# INSTRUCTIONS FOR THE TASK:
The entries below should be given again exactly, minus their pictures.

------ DATA TO USE

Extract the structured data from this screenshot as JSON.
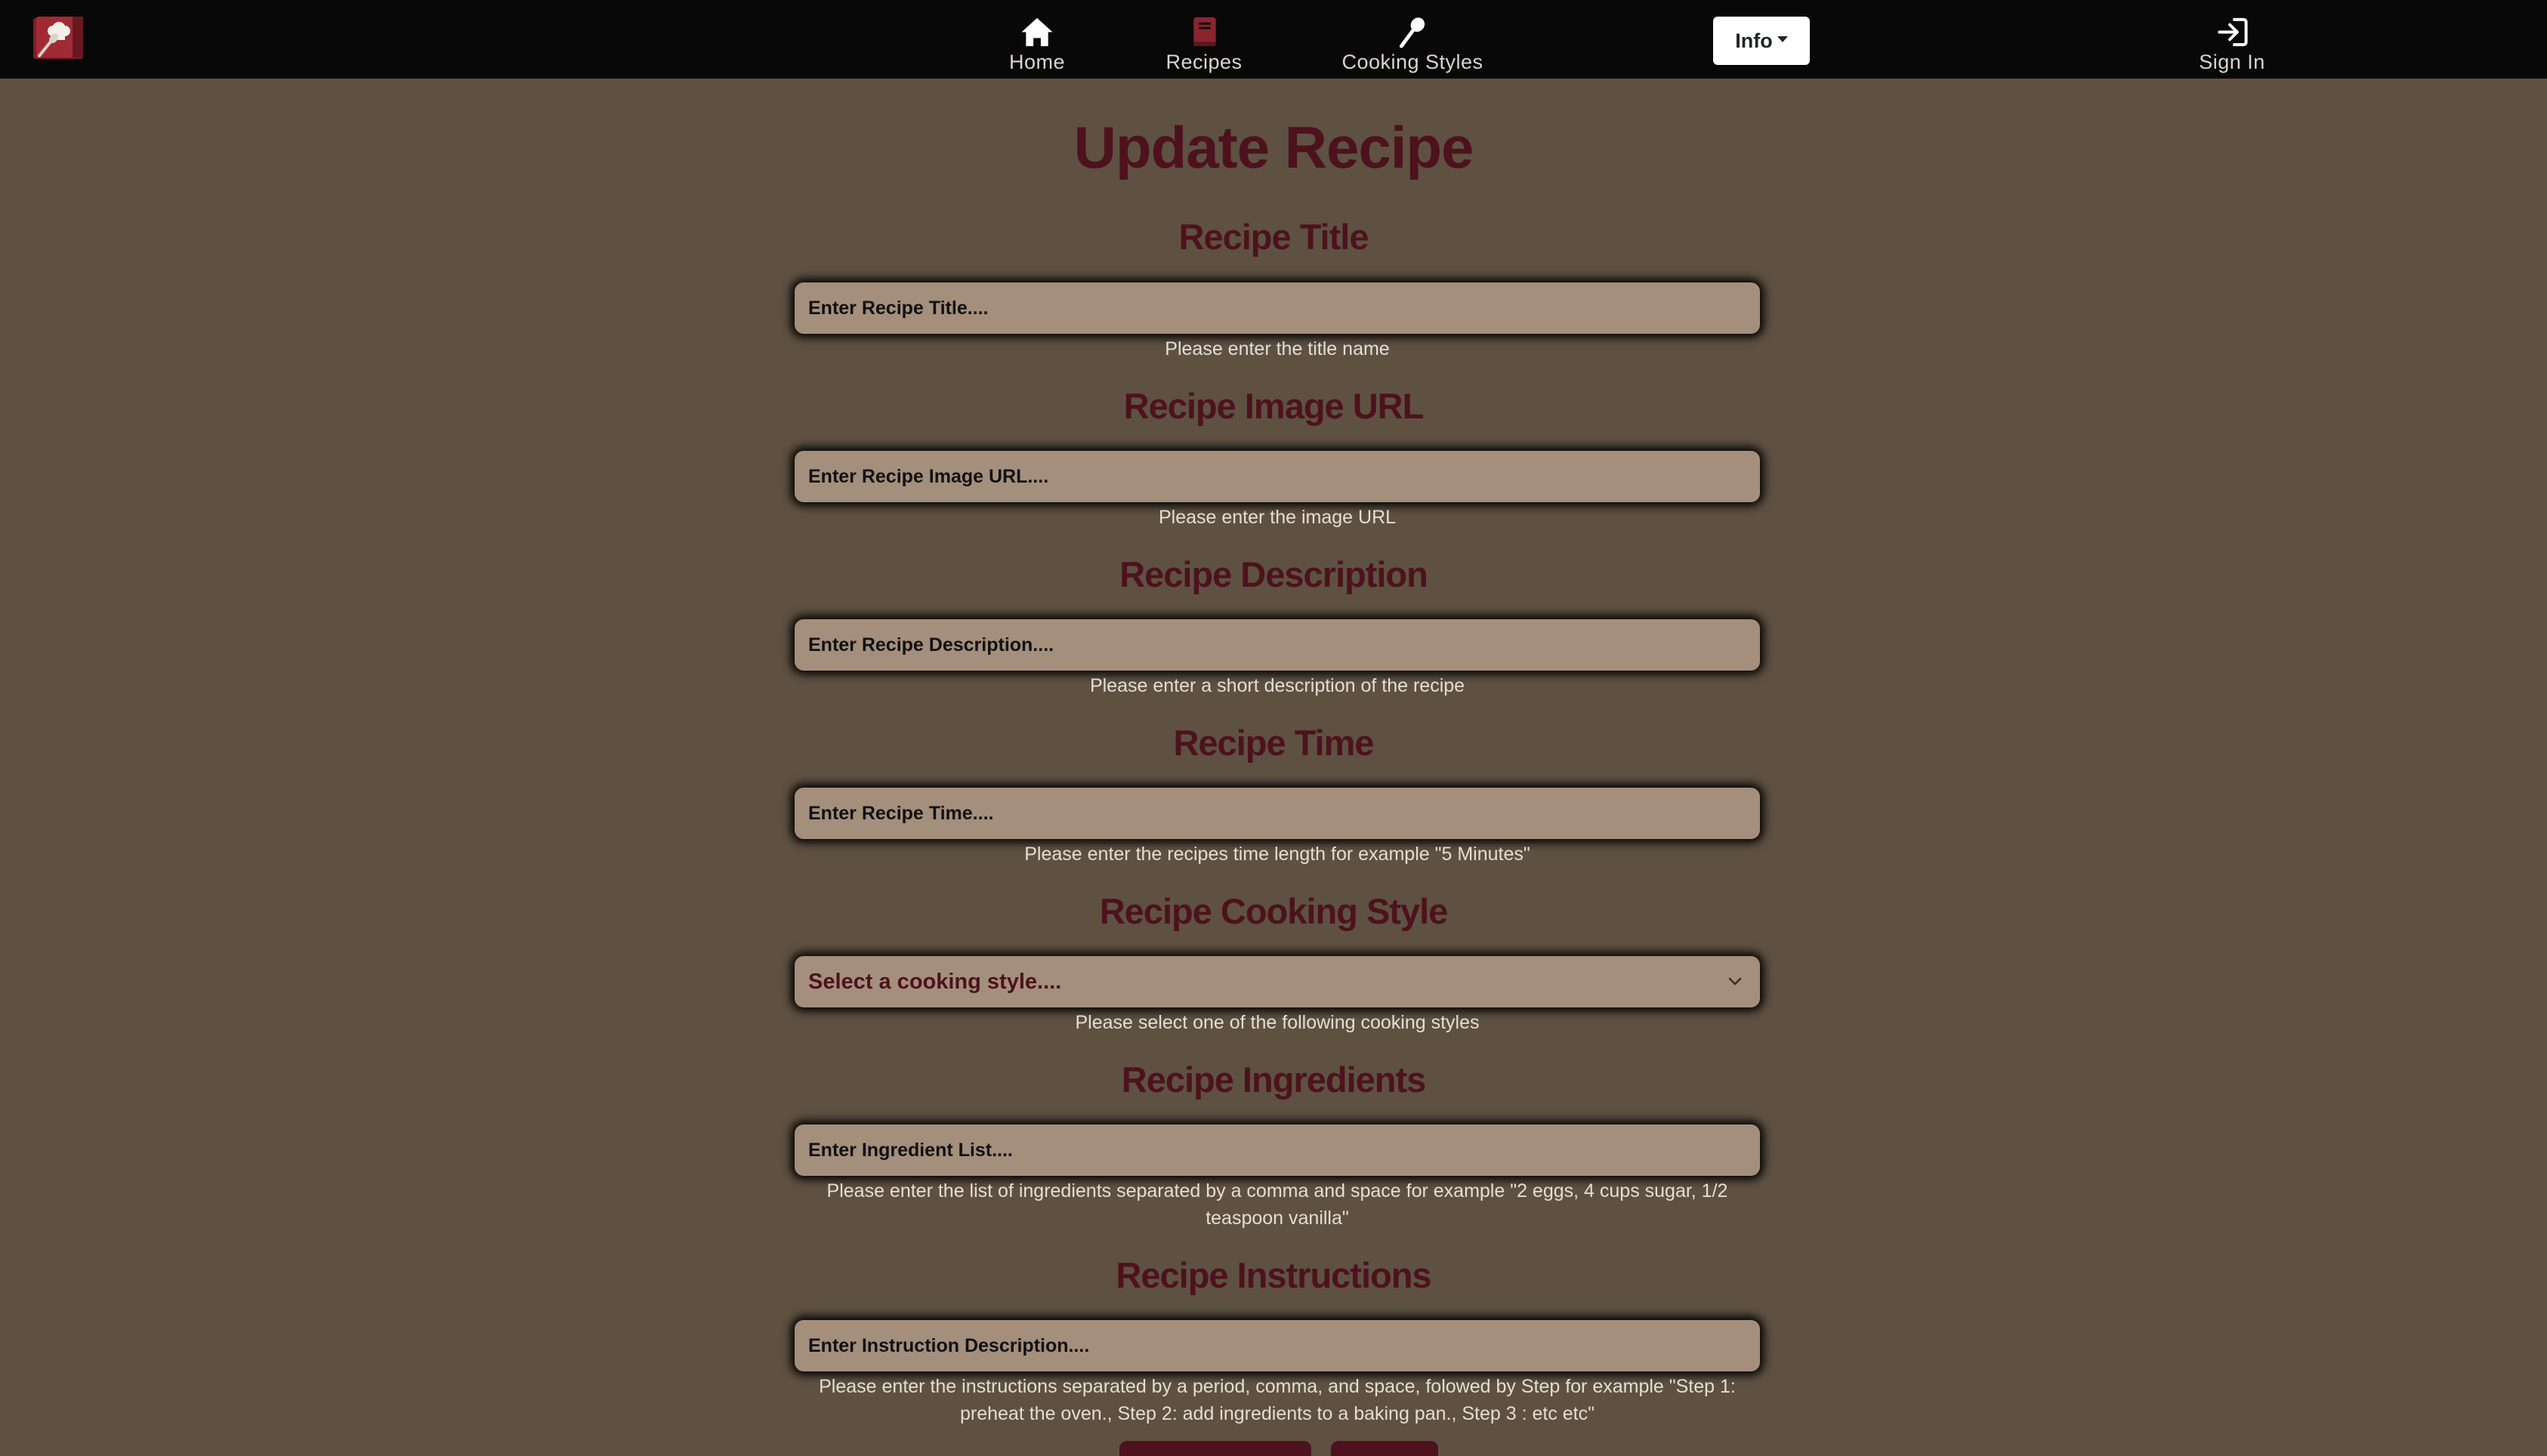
{
  "nav": {
    "home_label": "Home",
    "recipes_label": "Recipes",
    "styles_label": "Cooking Styles",
    "info_label": "Info",
    "signin_label": "Sign In"
  },
  "form": {
    "page_title": "Update Recipe",
    "title": {
      "heading": "Recipe Title",
      "placeholder": "Enter Recipe Title....",
      "help": "Please enter the title name"
    },
    "image_url": {
      "heading": "Recipe Image URL",
      "placeholder": "Enter Recipe Image URL....",
      "help": "Please enter the image URL"
    },
    "description": {
      "heading": "Recipe Description",
      "placeholder": "Enter Recipe Description....",
      "help": "Please enter a short description of the recipe"
    },
    "time": {
      "heading": "Recipe Time",
      "placeholder": "Enter Recipe Time....",
      "help": "Please enter the recipes time length for example \"5 Minutes\""
    },
    "cooking_style": {
      "heading": "Recipe Cooking Style",
      "selected": "Select a cooking style....",
      "help": "Please select one of the following cooking styles"
    },
    "ingredients": {
      "heading": "Recipe Ingredients",
      "placeholder": "Enter Ingredient List....",
      "help": "Please enter the list of ingredients separated by a comma and space for example \"2 eggs, 4 cups sugar, 1/2 teaspoon vanilla\""
    },
    "instructions": {
      "heading": "Recipe Instructions",
      "placeholder": "Enter Instruction Description....",
      "help": "Please enter the instructions separated by a period, comma, and space, folowed by Step for example \"Step 1: preheat the oven., Step 2: add ingredients to a baking pan., Step 3 : etc etc\""
    }
  },
  "colors": {
    "background": "#5e5142",
    "navbar": "#090808",
    "heading": "#4d121d",
    "field": "#a48f7c",
    "help_text": "#e4ddd3"
  },
  "icons": {
    "logo": "chef-book-logo",
    "home": "house-icon",
    "recipes": "book-icon",
    "styles": "spoon-icon",
    "signin": "sign-in-icon",
    "select": "chevron-down-icon"
  }
}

------------

# TASK RESULT:
Extract the structured data from this screenshot as JSON.
{
  "nav": {
    "home_label": "Home",
    "recipes_label": "Recipes",
    "styles_label": "Cooking Styles",
    "info_label": "Info",
    "signin_label": "Sign In"
  },
  "form": {
    "page_title": "Update Recipe",
    "title": {
      "heading": "Recipe Title",
      "placeholder": "Enter Recipe Title....",
      "help": "Please enter the title name"
    },
    "image_url": {
      "heading": "Recipe Image URL",
      "placeholder": "Enter Recipe Image URL....",
      "help": "Please enter the image URL"
    },
    "description": {
      "heading": "Recipe Description",
      "placeholder": "Enter Recipe Description....",
      "help": "Please enter a short description of the recipe"
    },
    "time": {
      "heading": "Recipe Time",
      "placeholder": "Enter Recipe Time....",
      "help": "Please enter the recipes time length for example \"5 Minutes\""
    },
    "cooking_style": {
      "heading": "Recipe Cooking Style",
      "selected": "Select a cooking style....",
      "help": "Please select one of the following cooking styles"
    },
    "ingredients": {
      "heading": "Recipe Ingredients",
      "placeholder": "Enter Ingredient List....",
      "help": "Please enter the list of ingredients separated by a comma and space for example \"2 eggs, 4 cups sugar, 1/2 teaspoon vanilla\""
    },
    "instructions": {
      "heading": "Recipe Instructions",
      "placeholder": "Enter Instruction Description....",
      "help": "Please enter the instructions separated by a period, comma, and space, folowed by Step for example \"Step 1: preheat the oven., Step 2: add ingredients to a baking pan., Step 3 : etc etc\""
    }
  },
  "colors": {
    "background": "#5e5142",
    "navbar": "#090808",
    "heading": "#4d121d",
    "field": "#a48f7c",
    "help_text": "#e4ddd3"
  },
  "icons": {
    "logo": "chef-book-logo",
    "home": "house-icon",
    "recipes": "book-icon",
    "styles": "spoon-icon",
    "signin": "sign-in-icon",
    "select": "chevron-down-icon"
  }
}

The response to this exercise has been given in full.